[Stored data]
::::::::::
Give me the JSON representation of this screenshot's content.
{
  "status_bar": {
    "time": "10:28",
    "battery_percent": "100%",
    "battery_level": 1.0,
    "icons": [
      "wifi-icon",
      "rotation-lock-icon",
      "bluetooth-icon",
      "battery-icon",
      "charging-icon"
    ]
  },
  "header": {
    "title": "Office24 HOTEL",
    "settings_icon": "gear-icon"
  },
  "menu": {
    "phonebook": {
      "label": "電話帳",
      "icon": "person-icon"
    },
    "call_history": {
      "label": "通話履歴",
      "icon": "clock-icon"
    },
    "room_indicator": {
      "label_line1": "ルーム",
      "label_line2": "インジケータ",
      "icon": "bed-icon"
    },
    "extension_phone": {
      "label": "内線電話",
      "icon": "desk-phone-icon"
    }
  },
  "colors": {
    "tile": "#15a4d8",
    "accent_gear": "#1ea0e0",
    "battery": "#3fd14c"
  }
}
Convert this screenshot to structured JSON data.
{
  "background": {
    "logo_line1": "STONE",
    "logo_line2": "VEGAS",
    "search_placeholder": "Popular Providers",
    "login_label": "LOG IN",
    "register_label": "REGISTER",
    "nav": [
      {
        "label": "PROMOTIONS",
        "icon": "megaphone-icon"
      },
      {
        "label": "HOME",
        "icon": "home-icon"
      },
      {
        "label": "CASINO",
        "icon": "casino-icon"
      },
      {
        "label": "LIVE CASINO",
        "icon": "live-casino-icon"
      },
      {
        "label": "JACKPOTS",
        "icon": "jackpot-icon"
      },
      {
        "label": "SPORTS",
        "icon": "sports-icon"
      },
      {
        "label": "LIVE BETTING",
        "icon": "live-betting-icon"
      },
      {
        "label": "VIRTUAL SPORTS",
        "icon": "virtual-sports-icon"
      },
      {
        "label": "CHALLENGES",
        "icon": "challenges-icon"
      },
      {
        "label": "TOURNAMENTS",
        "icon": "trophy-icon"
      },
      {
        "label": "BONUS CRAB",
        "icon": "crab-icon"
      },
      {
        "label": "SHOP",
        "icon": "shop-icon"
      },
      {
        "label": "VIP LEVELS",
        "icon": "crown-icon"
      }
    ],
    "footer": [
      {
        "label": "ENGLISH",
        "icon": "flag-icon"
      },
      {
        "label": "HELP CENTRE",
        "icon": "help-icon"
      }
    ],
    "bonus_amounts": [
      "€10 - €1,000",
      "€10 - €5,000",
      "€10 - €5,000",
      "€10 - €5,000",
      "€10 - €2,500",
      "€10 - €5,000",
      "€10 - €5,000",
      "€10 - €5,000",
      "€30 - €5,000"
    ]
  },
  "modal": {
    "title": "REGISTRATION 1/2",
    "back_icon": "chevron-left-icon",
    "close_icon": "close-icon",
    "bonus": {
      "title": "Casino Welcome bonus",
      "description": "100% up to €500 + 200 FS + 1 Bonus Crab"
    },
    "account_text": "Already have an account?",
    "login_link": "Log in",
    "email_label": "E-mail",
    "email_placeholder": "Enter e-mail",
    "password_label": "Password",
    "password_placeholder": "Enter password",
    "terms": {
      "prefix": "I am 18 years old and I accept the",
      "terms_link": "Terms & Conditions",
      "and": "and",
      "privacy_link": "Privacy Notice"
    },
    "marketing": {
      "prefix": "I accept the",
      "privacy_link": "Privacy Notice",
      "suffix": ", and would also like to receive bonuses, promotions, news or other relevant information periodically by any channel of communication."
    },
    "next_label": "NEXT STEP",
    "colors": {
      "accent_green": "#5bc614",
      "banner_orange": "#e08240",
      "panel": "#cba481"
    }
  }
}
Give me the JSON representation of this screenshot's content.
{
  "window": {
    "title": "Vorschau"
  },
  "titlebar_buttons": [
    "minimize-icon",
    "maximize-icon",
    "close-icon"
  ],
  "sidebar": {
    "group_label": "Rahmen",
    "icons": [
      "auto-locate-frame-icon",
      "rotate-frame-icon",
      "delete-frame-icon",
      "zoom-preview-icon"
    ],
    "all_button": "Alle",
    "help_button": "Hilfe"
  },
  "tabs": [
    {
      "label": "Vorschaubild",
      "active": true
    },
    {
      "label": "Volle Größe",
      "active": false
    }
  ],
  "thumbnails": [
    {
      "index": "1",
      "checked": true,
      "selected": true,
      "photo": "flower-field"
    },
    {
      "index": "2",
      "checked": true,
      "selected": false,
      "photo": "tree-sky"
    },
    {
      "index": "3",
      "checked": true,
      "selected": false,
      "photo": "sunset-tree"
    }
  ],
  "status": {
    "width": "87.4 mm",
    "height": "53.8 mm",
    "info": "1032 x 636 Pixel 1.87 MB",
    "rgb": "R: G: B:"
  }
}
::::::::::
Task prompt » Write each line above out exactly.

Task response »
Give me the JSON representation of this screenshot's content.
{
  "status_bar": {
    "time": "10:28",
    "battery_percent": "100%",
    "battery_level": 1.0,
    "icons": [
      "wifi-icon",
      "rotation-lock-icon",
      "bluetooth-icon",
      "battery-icon",
      "charging-icon"
    ]
  },
  "header": {
    "title": "Office24 HOTEL",
    "settings_icon": "gear-icon"
  },
  "menu": {
    "phonebook": {
      "label": "電話帳",
      "icon": "person-icon"
    },
    "call_history": {
      "label": "通話履歴",
      "icon": "clock-icon"
    },
    "room_indicator": {
      "label_line1": "ルーム",
      "label_line2": "インジケータ",
      "icon": "bed-icon"
    },
    "extension_phone": {
      "label": "内線電話",
      "icon": "desk-phone-icon"
    }
  },
  "colors": {
    "tile": "#15a4d8",
    "accent_gear": "#1ea0e0",
    "battery": "#3fd14c"
  }
}
Convert this screenshot to structured JSON data.
{
  "background": {
    "logo_line1": "STONE",
    "logo_line2": "VEGAS",
    "search_placeholder": "Popular Providers",
    "login_label": "LOG IN",
    "register_label": "REGISTER",
    "nav": [
      {
        "label": "PROMOTIONS",
        "icon": "megaphone-icon"
      },
      {
        "label": "HOME",
        "icon": "home-icon"
      },
      {
        "label": "CASINO",
        "icon": "casino-icon"
      },
      {
        "label": "LIVE CASINO",
        "icon": "live-casino-icon"
      },
      {
        "label": "JACKPOTS",
        "icon": "jackpot-icon"
      },
      {
        "label": "SPORTS",
        "icon": "sports-icon"
      },
      {
        "label": "LIVE BETTING",
        "icon": "live-betting-icon"
      },
      {
        "label": "VIRTUAL SPORTS",
        "icon": "virtual-sports-icon"
      },
      {
        "label": "CHALLENGES",
        "icon": "challenges-icon"
      },
      {
        "label": "TOURNAMENTS",
        "icon": "trophy-icon"
      },
      {
        "label": "BONUS CRAB",
        "icon": "crab-icon"
      },
      {
        "label": "SHOP",
        "icon": "shop-icon"
      },
      {
        "label": "VIP LEVELS",
        "icon": "crown-icon"
      }
    ],
    "footer": [
      {
        "label": "ENGLISH",
        "icon": "flag-icon"
      },
      {
        "label": "HELP CENTRE",
        "icon": "help-icon"
      }
    ],
    "bonus_amounts": [
      "€10 - €1,000",
      "€10 - €5,000",
      "€10 - €5,000",
      "€10 - €5,000",
      "€10 - €2,500",
      "€10 - €5,000",
      "€10 - €5,000",
      "€10 - €5,000",
      "€30 - €5,000"
    ]
  },
  "modal": {
    "title": "REGISTRATION 1/2",
    "back_icon": "chevron-left-icon",
    "close_icon": "close-icon",
    "bonus": {
      "title": "Casino Welcome bonus",
      "description": "100% up to €500 + 200 FS + 1 Bonus Crab"
    },
    "account_text": "Already have an account?",
    "login_link": "Log in",
    "email_label": "E-mail",
    "email_placeholder": "Enter e-mail",
    "password_label": "Password",
    "password_placeholder": "Enter password",
    "terms": {
      "prefix": "I am 18 years old and I accept the",
      "terms_link": "Terms & Conditions",
      "and": "and",
      "privacy_link": "Privacy Notice"
    },
    "marketing": {
      "prefix": "I accept the",
      "privacy_link": "Privacy Notice",
      "suffix": ", and would also like to receive bonuses, promotions, news or other relevant information periodically by any channel of communication."
    },
    "next_label": "NEXT STEP",
    "colors": {
      "accent_green": "#5bc614",
      "banner_orange": "#e08240",
      "panel": "#cba481"
    }
  }
}
Give me the JSON representation of this screenshot's content.
{
  "window": {
    "title": "Vorschau"
  },
  "titlebar_buttons": [
    "minimize-icon",
    "maximize-icon",
    "close-icon"
  ],
  "sidebar": {
    "group_label": "Rahmen",
    "icons": [
      "auto-locate-frame-icon",
      "rotate-frame-icon",
      "delete-frame-icon",
      "zoom-preview-icon"
    ],
    "all_button": "Alle",
    "help_button": "Hilfe"
  },
  "tabs": [
    {
      "label": "Vorschaubild",
      "active": true
    },
    {
      "label": "Volle Größe",
      "active": false
    }
  ],
  "thumbnails": [
    {
      "index": "1",
      "checked": true,
      "selected": true,
      "photo": "flower-field"
    },
    {
      "index": "2",
      "checked": true,
      "selected": false,
      "photo": "tree-sky"
    },
    {
      "index": "3",
      "checked": true,
      "selected": false,
      "photo": "sunset-tree"
    }
  ],
  "status": {
    "width": "87.4 mm",
    "height": "53.8 mm",
    "info": "1032 x 636 Pixel 1.87 MB",
    "rgb": "R: G: B:"
  }
}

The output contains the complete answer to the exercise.